• EXERCISE DESCRIPTION: Copy out each line that includes the word "right".

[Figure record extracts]

---

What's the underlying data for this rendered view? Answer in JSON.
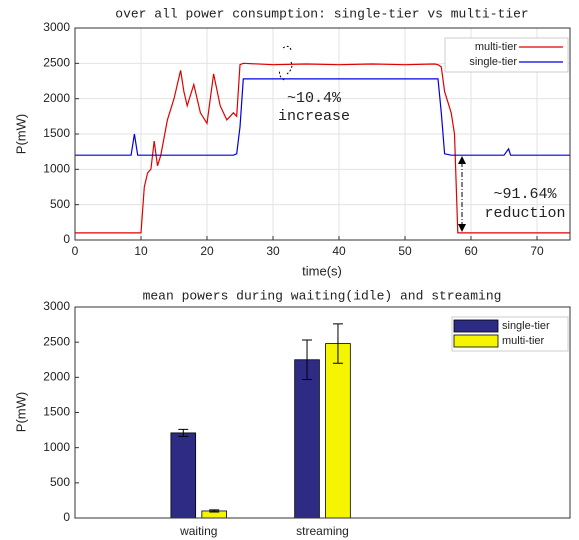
{
  "chart_data": [
    {
      "type": "line",
      "title": "over all power consumption: single-tier vs multi-tier",
      "xlabel": "time(s)",
      "ylabel": "P(mW)",
      "x": [
        0,
        5,
        8.5,
        9,
        9.5,
        10,
        10.5,
        11,
        11.5,
        12,
        12.5,
        13,
        14,
        15,
        16,
        16.5,
        17,
        18,
        19,
        20,
        21,
        22,
        23,
        24,
        24.5,
        25,
        25.5,
        30,
        35,
        40,
        45,
        50,
        54.5,
        55,
        55.5,
        56,
        57,
        57.5,
        58,
        60,
        65,
        65.7,
        66,
        70,
        75
      ],
      "series": [
        {
          "name": "multi-tier",
          "color": "#e00000",
          "values": [
            100,
            100,
            100,
            100,
            100,
            100,
            750,
            950,
            1000,
            1400,
            1050,
            1200,
            1700,
            2000,
            2400,
            2100,
            1900,
            2200,
            1800,
            1650,
            2350,
            1900,
            1700,
            1800,
            1750,
            2480,
            2500,
            2480,
            2490,
            2480,
            2490,
            2480,
            2490,
            2480,
            2450,
            2100,
            1800,
            1500,
            100,
            100,
            100,
            100,
            100,
            100,
            100
          ]
        },
        {
          "name": "single-tier",
          "color": "#0000e0",
          "values": [
            1200,
            1200,
            1200,
            1500,
            1200,
            1200,
            1200,
            1200,
            1200,
            1200,
            1200,
            1200,
            1200,
            1200,
            1200,
            1200,
            1200,
            1200,
            1200,
            1200,
            1200,
            1200,
            1200,
            1200,
            1220,
            1600,
            2280,
            2280,
            2280,
            2280,
            2280,
            2280,
            2280,
            2280,
            1800,
            1220,
            1200,
            1200,
            1200,
            1200,
            1200,
            1290,
            1200,
            1200,
            1200
          ]
        }
      ],
      "xlim": [
        0,
        75
      ],
      "xticks": [
        0,
        10,
        20,
        30,
        40,
        50,
        60,
        70
      ],
      "ylim": [
        0,
        3000
      ],
      "yticks": [
        0,
        500,
        1000,
        1500,
        2000,
        2500,
        3000
      ],
      "grid": true,
      "legend": "upper right",
      "annotations": [
        "~10.4%",
        "increase",
        "~91.64%",
        "reduction"
      ]
    },
    {
      "type": "bar",
      "title": "mean powers during waiting(idle) and streaming",
      "ylabel": "P(mW)",
      "categories": [
        "waiting",
        "streaming"
      ],
      "series": [
        {
          "name": "single-tier",
          "color": "#2e2b85",
          "values": [
            1210,
            2250
          ],
          "errors": [
            50,
            280
          ]
        },
        {
          "name": "multi-tier",
          "color": "#f5f500",
          "values": [
            100,
            2480
          ],
          "errors": [
            15,
            280
          ]
        }
      ],
      "ylim": [
        0,
        3000
      ],
      "yticks": [
        0,
        500,
        1000,
        1500,
        2000,
        2500,
        3000
      ],
      "grid": false,
      "legend": "upper right"
    }
  ]
}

---

• RESULT:
      "legend": "upper right",
      "legend": "upper right"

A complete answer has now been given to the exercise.